WRITTEN PROBLEM: Transcribe every line of the records verbatim.

Figure record extracts:
──────────

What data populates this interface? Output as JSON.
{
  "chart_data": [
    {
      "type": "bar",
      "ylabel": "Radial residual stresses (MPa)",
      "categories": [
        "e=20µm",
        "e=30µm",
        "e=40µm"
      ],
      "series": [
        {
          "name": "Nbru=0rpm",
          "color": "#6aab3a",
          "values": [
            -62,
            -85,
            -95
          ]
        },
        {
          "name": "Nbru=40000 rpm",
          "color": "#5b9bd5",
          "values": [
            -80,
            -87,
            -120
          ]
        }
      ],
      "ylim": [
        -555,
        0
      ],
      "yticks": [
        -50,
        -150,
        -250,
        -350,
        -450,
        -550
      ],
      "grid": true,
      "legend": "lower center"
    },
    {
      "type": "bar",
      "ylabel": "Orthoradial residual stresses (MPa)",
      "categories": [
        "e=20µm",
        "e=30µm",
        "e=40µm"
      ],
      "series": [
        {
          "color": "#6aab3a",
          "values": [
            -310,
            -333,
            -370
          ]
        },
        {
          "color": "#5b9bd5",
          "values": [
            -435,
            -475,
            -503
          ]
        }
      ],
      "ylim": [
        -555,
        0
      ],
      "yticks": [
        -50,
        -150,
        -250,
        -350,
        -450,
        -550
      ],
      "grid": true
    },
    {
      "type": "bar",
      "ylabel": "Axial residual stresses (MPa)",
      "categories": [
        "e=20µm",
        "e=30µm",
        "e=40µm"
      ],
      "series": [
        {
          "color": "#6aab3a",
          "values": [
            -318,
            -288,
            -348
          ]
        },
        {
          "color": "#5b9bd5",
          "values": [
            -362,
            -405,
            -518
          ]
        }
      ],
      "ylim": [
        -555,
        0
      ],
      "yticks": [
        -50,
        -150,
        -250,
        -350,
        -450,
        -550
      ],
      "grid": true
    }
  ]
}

──────────

SOLUTION TO THE PROBLEM:
What data populates this interface? Output as JSON.
{
  "chart_data": [
    {
      "type": "bar",
      "ylabel": "Radial residual stresses (MPa)",
      "categories": [
        "e=20µm",
        "e=30µm",
        "e=40µm"
      ],
      "series": [
        {
          "name": "Nbru=0rpm",
          "color": "#6aab3a",
          "values": [
            -62,
            -85,
            -95
          ]
        },
        {
          "name": "Nbru=40000 rpm",
          "color": "#5b9bd5",
          "values": [
            -80,
            -87,
            -120
          ]
        }
      ],
      "ylim": [
        -555,
        0
      ],
      "yticks": [
        -50,
        -150,
        -250,
        -350,
        -450,
        -550
      ],
      "grid": true,
      "legend": "lower center"
    },
    {
      "type": "bar",
      "ylabel": "Orthoradial residual stresses (MPa)",
      "categories": [
        "e=20µm",
        "e=30µm",
        "e=40µm"
      ],
      "series": [
        {
          "color": "#6aab3a",
          "values": [
            -310,
            -333,
            -370
          ]
        },
        {
          "color": "#5b9bd5",
          "values": [
            -435,
            -475,
            -503
          ]
        }
      ],
      "ylim": [
        -555,
        0
      ],
      "yticks": [
        -50,
        -150,
        -250,
        -350,
        -450,
        -550
      ],
      "grid": true
    },
    {
      "type": "bar",
      "ylabel": "Axial residual stresses (MPa)",
      "categories": [
        "e=20µm",
        "e=30µm",
        "e=40µm"
      ],
      "series": [
        {
          "color": "#6aab3a",
          "values": [
            -318,
            -288,
            -348
          ]
        },
        {
          "color": "#5b9bd5",
          "values": [
            -362,
            -405,
            -518
          ]
        }
      ],
      "ylim": [
        -555,
        0
      ],
      "yticks": [
        -50,
        -150,
        -250,
        -350,
        -450,
        -550
      ],
      "grid": true
    }
  ]
}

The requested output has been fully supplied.